## [Work required]
Scan the data below and pick out the lines containing the word "triangle".
··· Provided records ···
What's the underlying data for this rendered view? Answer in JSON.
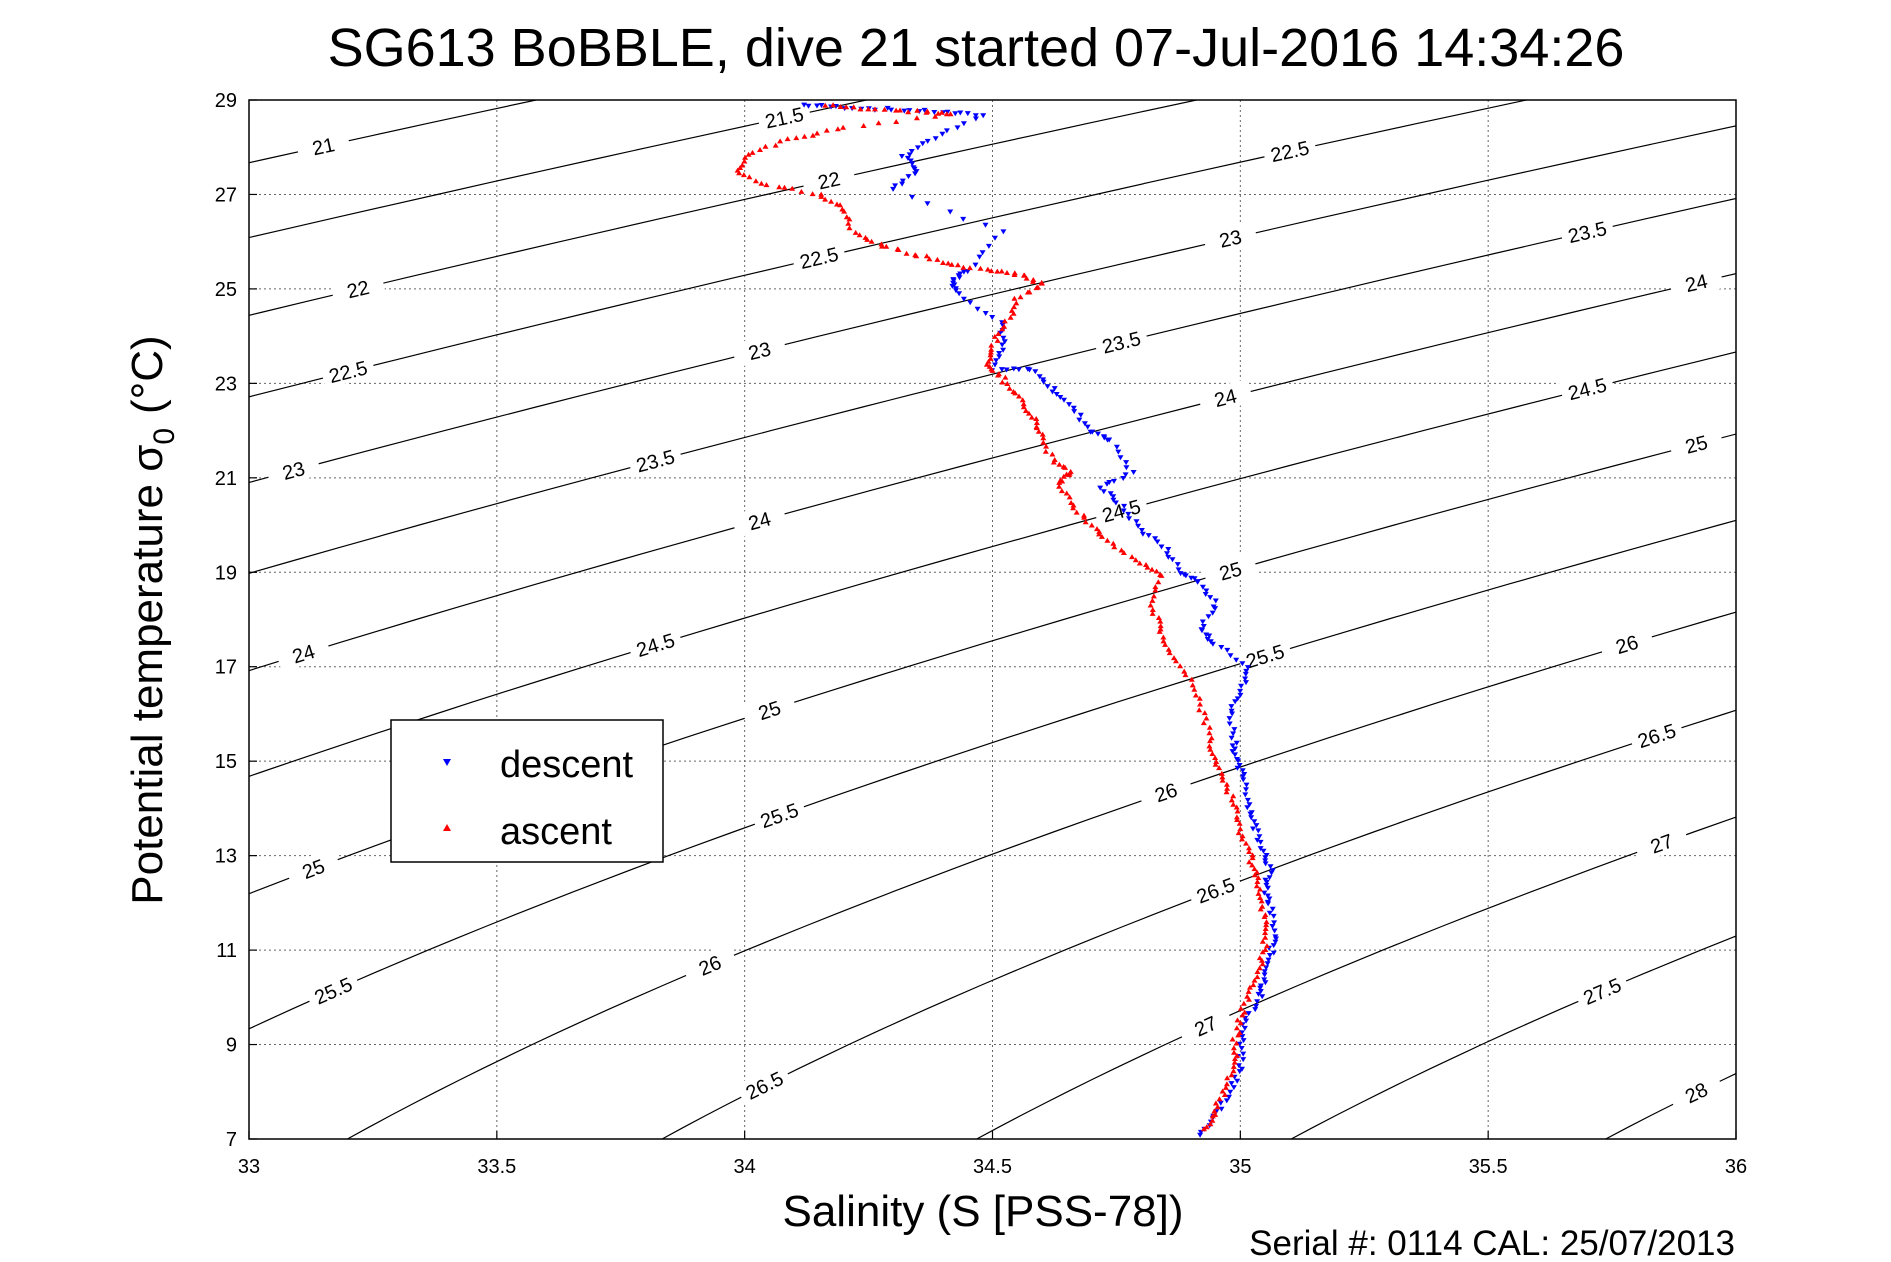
{
  "chart_data": {
    "type": "scatter",
    "title": "SG613 BoBBLE, dive 21 started 07-Jul-2016 14:34:26",
    "xlabel": "Salinity (S [PSS-78])",
    "ylabel_main": "Potential temperature σ",
    "ylabel_sub": "0",
    "ylabel_unit": "(°C)",
    "footer": "Serial #: 0114  CAL: 25/07/2013",
    "xlim": [
      33,
      36
    ],
    "ylim": [
      7,
      29
    ],
    "xticks": [
      "33",
      "33.5",
      "34",
      "34.5",
      "35",
      "35.5",
      "36"
    ],
    "yticks": [
      "7",
      "9",
      "11",
      "13",
      "15",
      "17",
      "19",
      "21",
      "23",
      "25",
      "27",
      "29"
    ],
    "grid": true,
    "legend_position": "center-left",
    "colors": {
      "descent": "#0000ff",
      "ascent": "#ff0000",
      "isopycnal": "#000000"
    },
    "isopycnal_values": [
      21,
      21.5,
      22,
      22.5,
      23,
      23.5,
      24,
      24.5,
      25,
      25.5,
      26,
      26.5,
      27,
      27.5,
      28
    ],
    "isopycnal_labels": [
      {
        "sigma": 21,
        "text": "21",
        "x": 33.15
      },
      {
        "sigma": 21.5,
        "text": "21.5",
        "x": 34.08
      },
      {
        "sigma": 22,
        "text": "22",
        "x": 33.22
      },
      {
        "sigma": 22,
        "text": "22",
        "x": 34.17
      },
      {
        "sigma": 22.5,
        "text": "22.5",
        "x": 33.2
      },
      {
        "sigma": 22.5,
        "text": "22.5",
        "x": 34.15
      },
      {
        "sigma": 22.5,
        "text": "22.5",
        "x": 35.1
      },
      {
        "sigma": 23,
        "text": "23",
        "x": 33.09
      },
      {
        "sigma": 23,
        "text": "23",
        "x": 34.03
      },
      {
        "sigma": 23,
        "text": "23",
        "x": 34.98
      },
      {
        "sigma": 23.5,
        "text": "23.5",
        "x": 33.82
      },
      {
        "sigma": 23.5,
        "text": "23.5",
        "x": 34.76
      },
      {
        "sigma": 23.5,
        "text": "23.5",
        "x": 35.7
      },
      {
        "sigma": 24,
        "text": "24",
        "x": 34.03
      },
      {
        "sigma": 24,
        "text": "24",
        "x": 34.97
      },
      {
        "sigma": 24,
        "text": "24",
        "x": 35.92
      },
      {
        "sigma": 24,
        "text": "24",
        "x": 33.11
      },
      {
        "sigma": 24.5,
        "text": "24.5",
        "x": 33.82
      },
      {
        "sigma": 24.5,
        "text": "24.5",
        "x": 34.76
      },
      {
        "sigma": 24.5,
        "text": "24.5",
        "x": 35.7
      },
      {
        "sigma": 25,
        "text": "25",
        "x": 34.05
      },
      {
        "sigma": 25,
        "text": "25",
        "x": 34.98
      },
      {
        "sigma": 25,
        "text": "25",
        "x": 35.92
      },
      {
        "sigma": 25,
        "text": "25",
        "x": 33.13
      },
      {
        "sigma": 25.5,
        "text": "25.5",
        "x": 33.17
      },
      {
        "sigma": 25.5,
        "text": "25.5",
        "x": 34.07
      },
      {
        "sigma": 25.5,
        "text": "25.5",
        "x": 35.05
      },
      {
        "sigma": 26,
        "text": "26",
        "x": 33.93
      },
      {
        "sigma": 26,
        "text": "26",
        "x": 34.85
      },
      {
        "sigma": 26,
        "text": "26",
        "x": 35.78
      },
      {
        "sigma": 26.5,
        "text": "26.5",
        "x": 34.04
      },
      {
        "sigma": 26.5,
        "text": "26.5",
        "x": 34.95
      },
      {
        "sigma": 26.5,
        "text": "26.5",
        "x": 35.84
      },
      {
        "sigma": 27,
        "text": "27",
        "x": 34.93
      },
      {
        "sigma": 27,
        "text": "27",
        "x": 35.85
      },
      {
        "sigma": 27.5,
        "text": "27.5",
        "x": 35.73
      },
      {
        "sigma": 28,
        "text": "28",
        "x": 35.92
      }
    ],
    "series": [
      {
        "name": "descent",
        "color": "#0000ff",
        "marker": "triangle-down",
        "points": [
          [
            34.12,
            28.9
          ],
          [
            34.2,
            28.85
          ],
          [
            34.3,
            28.8
          ],
          [
            34.4,
            28.75
          ],
          [
            34.48,
            28.68
          ],
          [
            34.38,
            28.2
          ],
          [
            34.32,
            27.8
          ],
          [
            34.35,
            27.5
          ],
          [
            34.3,
            27.1
          ],
          [
            34.52,
            26.2
          ],
          [
            34.45,
            25.4
          ],
          [
            34.42,
            25.2
          ],
          [
            34.43,
            24.9
          ],
          [
            34.52,
            24.3
          ],
          [
            34.52,
            23.8
          ],
          [
            34.5,
            23.3
          ],
          [
            34.58,
            23.3
          ],
          [
            34.62,
            22.9
          ],
          [
            34.66,
            22.5
          ],
          [
            34.7,
            22.0
          ],
          [
            34.74,
            21.8
          ],
          [
            34.78,
            21.1
          ],
          [
            34.72,
            20.8
          ],
          [
            34.76,
            20.4
          ],
          [
            34.8,
            19.9
          ],
          [
            34.85,
            19.5
          ],
          [
            34.88,
            19.0
          ],
          [
            34.92,
            18.8
          ],
          [
            34.95,
            18.3
          ],
          [
            34.92,
            17.8
          ],
          [
            34.95,
            17.5
          ],
          [
            35.02,
            17.0
          ],
          [
            35.0,
            16.5
          ],
          [
            34.98,
            16.0
          ],
          [
            34.99,
            15.4
          ],
          [
            34.99,
            15.0
          ],
          [
            35.01,
            14.6
          ],
          [
            35.02,
            14.0
          ],
          [
            35.03,
            13.6
          ],
          [
            35.05,
            13.1
          ],
          [
            35.06,
            12.7
          ],
          [
            35.05,
            12.3
          ],
          [
            35.06,
            11.9
          ],
          [
            35.07,
            11.3
          ],
          [
            35.06,
            10.9
          ],
          [
            35.05,
            10.4
          ],
          [
            35.04,
            10.0
          ],
          [
            35.01,
            9.5
          ],
          [
            35.0,
            9.0
          ],
          [
            35.0,
            8.5
          ],
          [
            34.98,
            8.0
          ],
          [
            34.95,
            7.5
          ],
          [
            34.92,
            7.1
          ]
        ]
      },
      {
        "name": "ascent",
        "color": "#ff0000",
        "marker": "triangle-up",
        "points": [
          [
            34.16,
            28.88
          ],
          [
            34.25,
            28.8
          ],
          [
            34.35,
            28.75
          ],
          [
            34.42,
            28.7
          ],
          [
            34.2,
            28.4
          ],
          [
            34.1,
            28.2
          ],
          [
            34.02,
            27.9
          ],
          [
            33.98,
            27.5
          ],
          [
            34.05,
            27.2
          ],
          [
            34.15,
            27.0
          ],
          [
            34.2,
            26.7
          ],
          [
            34.22,
            26.2
          ],
          [
            34.28,
            25.9
          ],
          [
            34.35,
            25.7
          ],
          [
            34.42,
            25.5
          ],
          [
            34.5,
            25.4
          ],
          [
            34.56,
            25.3
          ],
          [
            34.6,
            25.1
          ],
          [
            34.55,
            24.8
          ],
          [
            34.53,
            24.3
          ],
          [
            34.5,
            23.8
          ],
          [
            34.49,
            23.4
          ],
          [
            34.52,
            23.1
          ],
          [
            34.55,
            22.7
          ],
          [
            34.58,
            22.3
          ],
          [
            34.6,
            21.9
          ],
          [
            34.62,
            21.4
          ],
          [
            34.66,
            21.1
          ],
          [
            34.63,
            20.9
          ],
          [
            34.66,
            20.4
          ],
          [
            34.7,
            20.0
          ],
          [
            34.74,
            19.6
          ],
          [
            34.8,
            19.2
          ],
          [
            34.84,
            18.9
          ],
          [
            34.82,
            18.3
          ],
          [
            34.84,
            17.8
          ],
          [
            34.86,
            17.3
          ],
          [
            34.9,
            16.7
          ],
          [
            34.92,
            16.1
          ],
          [
            34.94,
            15.5
          ],
          [
            34.95,
            15.0
          ],
          [
            34.97,
            14.5
          ],
          [
            34.99,
            14.0
          ],
          [
            35.0,
            13.5
          ],
          [
            35.02,
            13.0
          ],
          [
            35.03,
            12.6
          ],
          [
            35.04,
            12.1
          ],
          [
            35.05,
            11.6
          ],
          [
            35.05,
            11.1
          ],
          [
            35.04,
            10.6
          ],
          [
            35.02,
            10.1
          ],
          [
            35.0,
            9.6
          ],
          [
            34.99,
            9.1
          ],
          [
            34.99,
            8.6
          ],
          [
            34.97,
            8.1
          ],
          [
            34.95,
            7.6
          ],
          [
            34.93,
            7.2
          ]
        ]
      }
    ]
  }
}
···
## [Written reply]
        "marker": "triangle-down",
        "marker": "triangle-up",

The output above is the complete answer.